### EXERCISE DETAILS
Determine the number of lines in the listing below where the string "заявлении" occurs; answer with the number alone.

=== PROVIDED RECORDS ===

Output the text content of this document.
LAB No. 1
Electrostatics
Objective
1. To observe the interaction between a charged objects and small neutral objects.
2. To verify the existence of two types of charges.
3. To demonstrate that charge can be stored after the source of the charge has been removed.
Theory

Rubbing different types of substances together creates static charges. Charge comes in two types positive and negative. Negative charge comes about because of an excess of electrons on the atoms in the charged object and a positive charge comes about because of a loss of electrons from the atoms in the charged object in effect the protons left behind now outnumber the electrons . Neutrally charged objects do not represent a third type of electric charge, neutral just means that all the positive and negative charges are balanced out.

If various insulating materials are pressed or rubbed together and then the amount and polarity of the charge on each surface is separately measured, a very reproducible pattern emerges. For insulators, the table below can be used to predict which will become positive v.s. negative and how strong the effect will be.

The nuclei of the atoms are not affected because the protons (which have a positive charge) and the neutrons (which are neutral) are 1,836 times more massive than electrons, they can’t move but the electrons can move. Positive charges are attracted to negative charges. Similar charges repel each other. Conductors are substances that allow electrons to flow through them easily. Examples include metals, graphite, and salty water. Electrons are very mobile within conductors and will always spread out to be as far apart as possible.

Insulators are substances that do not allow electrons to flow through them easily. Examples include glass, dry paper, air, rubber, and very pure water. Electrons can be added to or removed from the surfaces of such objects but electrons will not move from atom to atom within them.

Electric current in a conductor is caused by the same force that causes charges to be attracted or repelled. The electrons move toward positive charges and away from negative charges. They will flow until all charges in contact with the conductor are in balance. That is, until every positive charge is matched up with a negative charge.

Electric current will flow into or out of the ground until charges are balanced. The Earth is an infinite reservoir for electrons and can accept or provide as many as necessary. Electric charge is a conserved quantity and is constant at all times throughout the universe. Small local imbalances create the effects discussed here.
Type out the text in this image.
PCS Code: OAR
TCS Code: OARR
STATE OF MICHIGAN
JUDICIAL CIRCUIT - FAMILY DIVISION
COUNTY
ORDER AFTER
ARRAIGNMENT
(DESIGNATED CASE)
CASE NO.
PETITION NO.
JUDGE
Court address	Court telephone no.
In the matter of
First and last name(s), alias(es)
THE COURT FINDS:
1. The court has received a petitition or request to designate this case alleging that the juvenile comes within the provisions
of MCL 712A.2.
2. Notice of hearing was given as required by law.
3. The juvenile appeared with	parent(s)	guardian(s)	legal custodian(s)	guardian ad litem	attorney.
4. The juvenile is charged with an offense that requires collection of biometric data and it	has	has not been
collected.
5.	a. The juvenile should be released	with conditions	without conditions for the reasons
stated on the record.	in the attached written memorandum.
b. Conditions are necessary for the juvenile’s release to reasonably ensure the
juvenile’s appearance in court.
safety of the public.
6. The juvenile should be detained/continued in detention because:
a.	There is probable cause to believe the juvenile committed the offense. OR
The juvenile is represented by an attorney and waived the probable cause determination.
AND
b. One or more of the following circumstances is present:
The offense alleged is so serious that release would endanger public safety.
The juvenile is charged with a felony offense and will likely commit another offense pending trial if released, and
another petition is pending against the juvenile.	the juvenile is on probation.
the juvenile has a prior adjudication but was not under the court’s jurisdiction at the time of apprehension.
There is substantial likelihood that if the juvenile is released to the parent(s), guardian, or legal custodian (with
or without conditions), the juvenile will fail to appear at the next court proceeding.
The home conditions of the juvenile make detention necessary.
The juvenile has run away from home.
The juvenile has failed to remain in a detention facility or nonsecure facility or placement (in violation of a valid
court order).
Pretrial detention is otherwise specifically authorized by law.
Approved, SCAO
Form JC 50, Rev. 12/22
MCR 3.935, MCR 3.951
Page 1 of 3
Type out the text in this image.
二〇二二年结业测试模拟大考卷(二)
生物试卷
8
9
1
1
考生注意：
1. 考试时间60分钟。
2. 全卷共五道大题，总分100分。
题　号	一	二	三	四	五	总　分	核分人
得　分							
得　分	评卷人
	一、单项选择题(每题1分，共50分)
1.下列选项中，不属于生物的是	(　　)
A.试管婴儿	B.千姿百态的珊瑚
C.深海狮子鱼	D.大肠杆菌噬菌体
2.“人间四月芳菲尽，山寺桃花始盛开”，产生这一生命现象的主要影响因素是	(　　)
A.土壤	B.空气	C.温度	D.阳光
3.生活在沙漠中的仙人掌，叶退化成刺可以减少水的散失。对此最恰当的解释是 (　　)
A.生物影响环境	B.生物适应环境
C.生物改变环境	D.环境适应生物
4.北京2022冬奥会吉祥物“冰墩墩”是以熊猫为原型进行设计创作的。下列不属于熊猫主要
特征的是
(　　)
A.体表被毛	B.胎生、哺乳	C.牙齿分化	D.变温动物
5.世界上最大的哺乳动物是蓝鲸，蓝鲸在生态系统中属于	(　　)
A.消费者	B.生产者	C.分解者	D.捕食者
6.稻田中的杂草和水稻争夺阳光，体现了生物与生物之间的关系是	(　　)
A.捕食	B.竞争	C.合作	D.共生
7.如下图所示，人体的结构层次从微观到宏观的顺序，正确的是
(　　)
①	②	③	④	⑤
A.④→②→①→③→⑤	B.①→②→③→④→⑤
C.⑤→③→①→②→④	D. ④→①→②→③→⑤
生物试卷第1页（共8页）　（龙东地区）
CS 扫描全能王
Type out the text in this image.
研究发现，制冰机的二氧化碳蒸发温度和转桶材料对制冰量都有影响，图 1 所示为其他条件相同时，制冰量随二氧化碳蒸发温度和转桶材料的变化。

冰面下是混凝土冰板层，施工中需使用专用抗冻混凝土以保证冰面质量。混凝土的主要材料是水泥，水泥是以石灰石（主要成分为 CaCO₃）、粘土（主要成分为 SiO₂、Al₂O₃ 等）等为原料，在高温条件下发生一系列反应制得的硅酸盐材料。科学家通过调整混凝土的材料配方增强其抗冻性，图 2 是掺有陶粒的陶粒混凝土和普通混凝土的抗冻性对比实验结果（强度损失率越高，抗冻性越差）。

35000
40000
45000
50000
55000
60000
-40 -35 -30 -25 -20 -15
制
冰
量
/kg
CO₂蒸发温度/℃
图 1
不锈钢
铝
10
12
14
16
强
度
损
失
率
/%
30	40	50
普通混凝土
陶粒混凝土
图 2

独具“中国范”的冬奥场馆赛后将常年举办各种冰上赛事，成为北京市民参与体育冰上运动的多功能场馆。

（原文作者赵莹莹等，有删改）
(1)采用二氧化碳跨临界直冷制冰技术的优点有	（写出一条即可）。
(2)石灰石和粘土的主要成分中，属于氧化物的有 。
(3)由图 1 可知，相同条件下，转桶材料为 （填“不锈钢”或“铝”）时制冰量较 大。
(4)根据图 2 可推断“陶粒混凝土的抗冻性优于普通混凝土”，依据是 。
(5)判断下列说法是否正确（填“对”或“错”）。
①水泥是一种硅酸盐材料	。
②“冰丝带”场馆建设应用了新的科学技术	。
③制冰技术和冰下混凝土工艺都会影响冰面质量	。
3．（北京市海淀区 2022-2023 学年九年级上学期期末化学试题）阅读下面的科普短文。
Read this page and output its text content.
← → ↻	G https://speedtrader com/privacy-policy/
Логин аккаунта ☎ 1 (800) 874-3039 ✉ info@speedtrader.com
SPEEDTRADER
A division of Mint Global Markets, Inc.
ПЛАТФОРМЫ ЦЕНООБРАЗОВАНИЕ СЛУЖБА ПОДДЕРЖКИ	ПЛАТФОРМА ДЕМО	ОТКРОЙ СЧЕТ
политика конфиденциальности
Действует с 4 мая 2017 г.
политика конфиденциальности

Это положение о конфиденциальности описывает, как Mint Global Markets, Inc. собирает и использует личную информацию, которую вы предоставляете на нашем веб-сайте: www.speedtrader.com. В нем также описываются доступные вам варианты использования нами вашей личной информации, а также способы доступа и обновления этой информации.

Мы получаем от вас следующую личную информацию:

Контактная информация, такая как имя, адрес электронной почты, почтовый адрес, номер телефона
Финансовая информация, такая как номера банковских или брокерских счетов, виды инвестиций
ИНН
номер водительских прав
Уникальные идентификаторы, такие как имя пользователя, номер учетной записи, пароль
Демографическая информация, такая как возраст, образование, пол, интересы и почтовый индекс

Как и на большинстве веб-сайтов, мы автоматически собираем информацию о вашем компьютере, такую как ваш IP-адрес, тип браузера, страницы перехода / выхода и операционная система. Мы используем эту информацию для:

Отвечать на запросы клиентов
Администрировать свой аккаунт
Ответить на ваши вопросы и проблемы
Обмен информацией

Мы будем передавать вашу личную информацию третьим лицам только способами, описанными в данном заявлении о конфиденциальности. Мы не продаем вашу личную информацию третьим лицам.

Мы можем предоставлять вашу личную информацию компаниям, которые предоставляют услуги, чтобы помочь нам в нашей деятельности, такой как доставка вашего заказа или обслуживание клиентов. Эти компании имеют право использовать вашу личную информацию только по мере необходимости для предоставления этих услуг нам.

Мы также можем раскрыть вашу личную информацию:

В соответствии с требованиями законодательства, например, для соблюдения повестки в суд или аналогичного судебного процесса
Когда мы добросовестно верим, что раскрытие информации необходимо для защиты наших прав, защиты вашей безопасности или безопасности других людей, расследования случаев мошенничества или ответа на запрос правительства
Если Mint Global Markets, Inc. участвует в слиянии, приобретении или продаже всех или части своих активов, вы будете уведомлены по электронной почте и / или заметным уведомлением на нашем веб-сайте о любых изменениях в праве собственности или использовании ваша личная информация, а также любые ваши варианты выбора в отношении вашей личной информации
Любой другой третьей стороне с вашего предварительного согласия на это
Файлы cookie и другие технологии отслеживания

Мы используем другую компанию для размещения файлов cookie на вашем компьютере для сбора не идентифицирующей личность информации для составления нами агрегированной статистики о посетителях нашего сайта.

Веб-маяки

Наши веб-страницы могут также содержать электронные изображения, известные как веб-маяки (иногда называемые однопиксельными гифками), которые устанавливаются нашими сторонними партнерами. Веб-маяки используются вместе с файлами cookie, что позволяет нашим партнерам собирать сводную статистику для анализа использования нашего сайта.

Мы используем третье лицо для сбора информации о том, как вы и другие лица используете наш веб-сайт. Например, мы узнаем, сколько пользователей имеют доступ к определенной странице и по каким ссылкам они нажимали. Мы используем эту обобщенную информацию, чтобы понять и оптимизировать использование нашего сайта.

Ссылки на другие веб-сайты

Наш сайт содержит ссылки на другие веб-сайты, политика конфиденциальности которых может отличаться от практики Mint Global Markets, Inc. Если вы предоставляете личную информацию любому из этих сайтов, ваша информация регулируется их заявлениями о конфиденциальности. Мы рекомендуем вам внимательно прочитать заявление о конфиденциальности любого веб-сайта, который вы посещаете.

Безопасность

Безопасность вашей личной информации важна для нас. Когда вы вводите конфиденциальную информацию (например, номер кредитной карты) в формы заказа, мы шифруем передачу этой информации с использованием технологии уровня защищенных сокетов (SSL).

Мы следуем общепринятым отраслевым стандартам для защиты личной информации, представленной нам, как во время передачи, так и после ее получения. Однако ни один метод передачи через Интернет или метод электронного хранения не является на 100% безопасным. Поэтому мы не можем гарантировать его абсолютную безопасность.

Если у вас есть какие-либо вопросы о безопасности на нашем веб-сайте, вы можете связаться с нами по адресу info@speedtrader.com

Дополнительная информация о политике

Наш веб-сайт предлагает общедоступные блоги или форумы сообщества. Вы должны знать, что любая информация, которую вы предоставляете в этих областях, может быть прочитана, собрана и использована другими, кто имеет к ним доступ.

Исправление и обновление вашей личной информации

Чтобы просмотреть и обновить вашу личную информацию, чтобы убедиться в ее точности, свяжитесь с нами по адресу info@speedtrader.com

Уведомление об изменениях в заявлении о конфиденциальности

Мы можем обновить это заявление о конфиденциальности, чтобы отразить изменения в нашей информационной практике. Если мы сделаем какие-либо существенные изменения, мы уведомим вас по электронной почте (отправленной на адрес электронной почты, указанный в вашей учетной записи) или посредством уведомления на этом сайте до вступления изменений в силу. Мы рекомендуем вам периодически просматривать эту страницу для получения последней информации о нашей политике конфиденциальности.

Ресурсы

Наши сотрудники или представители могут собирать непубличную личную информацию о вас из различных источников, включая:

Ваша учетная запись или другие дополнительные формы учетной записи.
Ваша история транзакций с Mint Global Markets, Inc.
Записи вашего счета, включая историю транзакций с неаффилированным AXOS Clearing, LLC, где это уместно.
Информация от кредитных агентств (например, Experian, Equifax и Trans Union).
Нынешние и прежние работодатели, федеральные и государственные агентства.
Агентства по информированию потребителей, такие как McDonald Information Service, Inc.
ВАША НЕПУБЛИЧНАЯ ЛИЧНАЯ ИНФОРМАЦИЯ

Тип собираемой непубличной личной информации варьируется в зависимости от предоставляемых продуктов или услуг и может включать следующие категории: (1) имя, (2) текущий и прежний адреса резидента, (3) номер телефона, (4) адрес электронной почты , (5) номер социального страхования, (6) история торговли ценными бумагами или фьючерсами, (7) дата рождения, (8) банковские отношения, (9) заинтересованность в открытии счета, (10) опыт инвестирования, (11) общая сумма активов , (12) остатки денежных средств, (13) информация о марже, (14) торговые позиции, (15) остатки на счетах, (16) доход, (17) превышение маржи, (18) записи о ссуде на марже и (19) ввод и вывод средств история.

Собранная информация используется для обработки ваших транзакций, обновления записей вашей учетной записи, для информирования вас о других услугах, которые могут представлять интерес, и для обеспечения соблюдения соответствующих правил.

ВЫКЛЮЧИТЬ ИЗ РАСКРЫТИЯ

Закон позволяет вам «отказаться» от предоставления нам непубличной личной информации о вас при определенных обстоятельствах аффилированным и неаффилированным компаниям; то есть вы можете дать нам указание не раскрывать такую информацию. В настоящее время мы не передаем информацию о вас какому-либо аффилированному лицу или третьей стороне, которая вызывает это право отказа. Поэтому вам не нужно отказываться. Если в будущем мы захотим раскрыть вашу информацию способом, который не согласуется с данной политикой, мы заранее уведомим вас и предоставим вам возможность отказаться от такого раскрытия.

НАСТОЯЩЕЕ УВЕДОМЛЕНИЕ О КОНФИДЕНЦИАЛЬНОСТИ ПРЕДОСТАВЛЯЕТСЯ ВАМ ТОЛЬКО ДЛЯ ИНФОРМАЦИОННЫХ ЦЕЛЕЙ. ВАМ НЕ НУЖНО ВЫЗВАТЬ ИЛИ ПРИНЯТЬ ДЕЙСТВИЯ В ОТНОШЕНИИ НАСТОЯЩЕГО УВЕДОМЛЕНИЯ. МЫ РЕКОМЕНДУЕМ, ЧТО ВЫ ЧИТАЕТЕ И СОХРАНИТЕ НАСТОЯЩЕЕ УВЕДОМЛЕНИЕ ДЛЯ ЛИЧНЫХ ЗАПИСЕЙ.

===

### RESULT
2